---------- TASK MATERIAL

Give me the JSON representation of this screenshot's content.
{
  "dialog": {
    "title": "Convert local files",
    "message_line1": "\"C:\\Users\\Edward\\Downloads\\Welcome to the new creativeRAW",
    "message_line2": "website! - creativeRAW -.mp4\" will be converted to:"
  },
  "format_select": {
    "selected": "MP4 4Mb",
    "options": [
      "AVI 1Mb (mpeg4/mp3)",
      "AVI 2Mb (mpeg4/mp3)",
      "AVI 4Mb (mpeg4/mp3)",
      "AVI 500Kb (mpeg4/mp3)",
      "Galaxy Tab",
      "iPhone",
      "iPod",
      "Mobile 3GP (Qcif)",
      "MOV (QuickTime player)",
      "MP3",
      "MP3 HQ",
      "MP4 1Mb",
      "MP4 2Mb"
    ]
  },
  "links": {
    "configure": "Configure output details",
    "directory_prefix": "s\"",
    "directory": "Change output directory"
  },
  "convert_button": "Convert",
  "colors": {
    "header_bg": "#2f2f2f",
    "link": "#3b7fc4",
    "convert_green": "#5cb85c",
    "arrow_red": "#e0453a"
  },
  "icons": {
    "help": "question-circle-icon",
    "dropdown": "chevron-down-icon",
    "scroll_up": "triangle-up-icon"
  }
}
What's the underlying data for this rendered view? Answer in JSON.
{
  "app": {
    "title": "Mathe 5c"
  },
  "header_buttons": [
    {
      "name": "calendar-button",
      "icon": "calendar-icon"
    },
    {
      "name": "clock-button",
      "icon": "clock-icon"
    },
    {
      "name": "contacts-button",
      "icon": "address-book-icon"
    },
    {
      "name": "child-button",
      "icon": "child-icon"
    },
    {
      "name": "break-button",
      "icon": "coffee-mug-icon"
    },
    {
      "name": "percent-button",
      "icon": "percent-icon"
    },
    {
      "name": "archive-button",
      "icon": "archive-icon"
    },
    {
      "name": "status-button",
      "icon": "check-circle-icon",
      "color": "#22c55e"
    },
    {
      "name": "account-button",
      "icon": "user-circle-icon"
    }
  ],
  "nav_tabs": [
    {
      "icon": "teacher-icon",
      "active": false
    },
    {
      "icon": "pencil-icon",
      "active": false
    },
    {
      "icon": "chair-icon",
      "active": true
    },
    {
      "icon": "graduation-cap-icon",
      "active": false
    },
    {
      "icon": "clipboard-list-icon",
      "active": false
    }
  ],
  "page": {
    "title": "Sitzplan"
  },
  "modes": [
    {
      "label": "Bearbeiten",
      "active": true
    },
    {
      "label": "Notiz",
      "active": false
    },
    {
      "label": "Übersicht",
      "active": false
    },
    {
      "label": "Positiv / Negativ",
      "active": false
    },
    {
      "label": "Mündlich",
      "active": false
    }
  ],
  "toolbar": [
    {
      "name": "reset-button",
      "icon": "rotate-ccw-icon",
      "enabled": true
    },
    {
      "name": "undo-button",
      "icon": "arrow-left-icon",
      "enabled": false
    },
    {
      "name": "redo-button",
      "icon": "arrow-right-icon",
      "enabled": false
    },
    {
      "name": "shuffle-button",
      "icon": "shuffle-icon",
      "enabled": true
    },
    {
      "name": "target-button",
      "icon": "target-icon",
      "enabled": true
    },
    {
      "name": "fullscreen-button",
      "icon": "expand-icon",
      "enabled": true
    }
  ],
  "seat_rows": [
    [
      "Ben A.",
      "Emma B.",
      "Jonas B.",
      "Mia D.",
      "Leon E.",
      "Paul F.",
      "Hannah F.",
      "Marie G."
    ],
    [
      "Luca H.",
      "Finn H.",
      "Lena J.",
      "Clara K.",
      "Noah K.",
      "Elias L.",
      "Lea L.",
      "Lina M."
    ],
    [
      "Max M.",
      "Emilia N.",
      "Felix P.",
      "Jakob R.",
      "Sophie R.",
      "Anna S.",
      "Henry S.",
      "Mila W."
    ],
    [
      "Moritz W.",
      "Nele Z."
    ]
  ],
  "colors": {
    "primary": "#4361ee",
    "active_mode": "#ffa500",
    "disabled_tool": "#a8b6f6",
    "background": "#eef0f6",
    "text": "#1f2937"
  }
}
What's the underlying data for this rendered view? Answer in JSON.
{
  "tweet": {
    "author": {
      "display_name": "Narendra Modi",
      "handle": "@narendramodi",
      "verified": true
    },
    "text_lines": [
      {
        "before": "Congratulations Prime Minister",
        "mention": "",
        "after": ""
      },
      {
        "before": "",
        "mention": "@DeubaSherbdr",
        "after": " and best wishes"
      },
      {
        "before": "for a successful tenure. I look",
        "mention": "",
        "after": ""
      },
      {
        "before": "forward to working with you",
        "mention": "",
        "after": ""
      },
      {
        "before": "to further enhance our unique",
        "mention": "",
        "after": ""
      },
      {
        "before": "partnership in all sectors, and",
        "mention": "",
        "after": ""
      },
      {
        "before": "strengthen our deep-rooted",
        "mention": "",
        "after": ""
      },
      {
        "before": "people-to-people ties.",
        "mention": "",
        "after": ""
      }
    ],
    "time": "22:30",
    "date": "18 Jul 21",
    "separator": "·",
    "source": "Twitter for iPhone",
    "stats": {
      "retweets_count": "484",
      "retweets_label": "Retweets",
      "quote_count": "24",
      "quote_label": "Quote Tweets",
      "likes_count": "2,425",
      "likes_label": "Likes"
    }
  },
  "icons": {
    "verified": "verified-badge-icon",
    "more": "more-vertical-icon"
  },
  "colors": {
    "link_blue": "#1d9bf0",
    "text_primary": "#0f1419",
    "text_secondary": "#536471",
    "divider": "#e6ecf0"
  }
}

--------------------

◆ **TASK STATEMENT**: Word for word, extract all the records.

◆ **RESPONSE**:
Give me the JSON representation of this screenshot's content.
{
  "dialog": {
    "title": "Convert local files",
    "message_line1": "\"C:\\Users\\Edward\\Downloads\\Welcome to the new creativeRAW",
    "message_line2": "website! - creativeRAW -.mp4\" will be converted to:"
  },
  "format_select": {
    "selected": "MP4 4Mb",
    "options": [
      "AVI 1Mb (mpeg4/mp3)",
      "AVI 2Mb (mpeg4/mp3)",
      "AVI 4Mb (mpeg4/mp3)",
      "AVI 500Kb (mpeg4/mp3)",
      "Galaxy Tab",
      "iPhone",
      "iPod",
      "Mobile 3GP (Qcif)",
      "MOV (QuickTime player)",
      "MP3",
      "MP3 HQ",
      "MP4 1Mb",
      "MP4 2Mb"
    ]
  },
  "links": {
    "configure": "Configure output details",
    "directory_prefix": "s\"",
    "directory": "Change output directory"
  },
  "convert_button": "Convert",
  "colors": {
    "header_bg": "#2f2f2f",
    "link": "#3b7fc4",
    "convert_green": "#5cb85c",
    "arrow_red": "#e0453a"
  },
  "icons": {
    "help": "question-circle-icon",
    "dropdown": "chevron-down-icon",
    "scroll_up": "triangle-up-icon"
  }
}
What's the underlying data for this rendered view? Answer in JSON.
{
  "app": {
    "title": "Mathe 5c"
  },
  "header_buttons": [
    {
      "name": "calendar-button",
      "icon": "calendar-icon"
    },
    {
      "name": "clock-button",
      "icon": "clock-icon"
    },
    {
      "name": "contacts-button",
      "icon": "address-book-icon"
    },
    {
      "name": "child-button",
      "icon": "child-icon"
    },
    {
      "name": "break-button",
      "icon": "coffee-mug-icon"
    },
    {
      "name": "percent-button",
      "icon": "percent-icon"
    },
    {
      "name": "archive-button",
      "icon": "archive-icon"
    },
    {
      "name": "status-button",
      "icon": "check-circle-icon",
      "color": "#22c55e"
    },
    {
      "name": "account-button",
      "icon": "user-circle-icon"
    }
  ],
  "nav_tabs": [
    {
      "icon": "teacher-icon",
      "active": false
    },
    {
      "icon": "pencil-icon",
      "active": false
    },
    {
      "icon": "chair-icon",
      "active": true
    },
    {
      "icon": "graduation-cap-icon",
      "active": false
    },
    {
      "icon": "clipboard-list-icon",
      "active": false
    }
  ],
  "page": {
    "title": "Sitzplan"
  },
  "modes": [
    {
      "label": "Bearbeiten",
      "active": true
    },
    {
      "label": "Notiz",
      "active": false
    },
    {
      "label": "Übersicht",
      "active": false
    },
    {
      "label": "Positiv / Negativ",
      "active": false
    },
    {
      "label": "Mündlich",
      "active": false
    }
  ],
  "toolbar": [
    {
      "name": "reset-button",
      "icon": "rotate-ccw-icon",
      "enabled": true
    },
    {
      "name": "undo-button",
      "icon": "arrow-left-icon",
      "enabled": false
    },
    {
      "name": "redo-button",
      "icon": "arrow-right-icon",
      "enabled": false
    },
    {
      "name": "shuffle-button",
      "icon": "shuffle-icon",
      "enabled": true
    },
    {
      "name": "target-button",
      "icon": "target-icon",
      "enabled": true
    },
    {
      "name": "fullscreen-button",
      "icon": "expand-icon",
      "enabled": true
    }
  ],
  "seat_rows": [
    [
      "Ben A.",
      "Emma B.",
      "Jonas B.",
      "Mia D.",
      "Leon E.",
      "Paul F.",
      "Hannah F.",
      "Marie G."
    ],
    [
      "Luca H.",
      "Finn H.",
      "Lena J.",
      "Clara K.",
      "Noah K.",
      "Elias L.",
      "Lea L.",
      "Lina M."
    ],
    [
      "Max M.",
      "Emilia N.",
      "Felix P.",
      "Jakob R.",
      "Sophie R.",
      "Anna S.",
      "Henry S.",
      "Mila W."
    ],
    [
      "Moritz W.",
      "Nele Z."
    ]
  ],
  "colors": {
    "primary": "#4361ee",
    "active_mode": "#ffa500",
    "disabled_tool": "#a8b6f6",
    "background": "#eef0f6",
    "text": "#1f2937"
  }
}
What's the underlying data for this rendered view? Answer in JSON.
{
  "tweet": {
    "author": {
      "display_name": "Narendra Modi",
      "handle": "@narendramodi",
      "verified": true
    },
    "text_lines": [
      {
        "before": "Congratulations Prime Minister",
        "mention": "",
        "after": ""
      },
      {
        "before": "",
        "mention": "@DeubaSherbdr",
        "after": " and best wishes"
      },
      {
        "before": "for a successful tenure. I look",
        "mention": "",
        "after": ""
      },
      {
        "before": "forward to working with you",
        "mention": "",
        "after": ""
      },
      {
        "before": "to further enhance our unique",
        "mention": "",
        "after": ""
      },
      {
        "before": "partnership in all sectors, and",
        "mention": "",
        "after": ""
      },
      {
        "before": "strengthen our deep-rooted",
        "mention": "",
        "after": ""
      },
      {
        "before": "people-to-people ties.",
        "mention": "",
        "after": ""
      }
    ],
    "time": "22:30",
    "date": "18 Jul 21",
    "separator": "·",
    "source": "Twitter for iPhone",
    "stats": {
      "retweets_count": "484",
      "retweets_label": "Retweets",
      "quote_count": "24",
      "quote_label": "Quote Tweets",
      "likes_count": "2,425",
      "likes_label": "Likes"
    }
  },
  "icons": {
    "verified": "verified-badge-icon",
    "more": "more-vertical-icon"
  },
  "colors": {
    "link_blue": "#1d9bf0",
    "text_primary": "#0f1419",
    "text_secondary": "#536471",
    "divider": "#e6ecf0"
  }
}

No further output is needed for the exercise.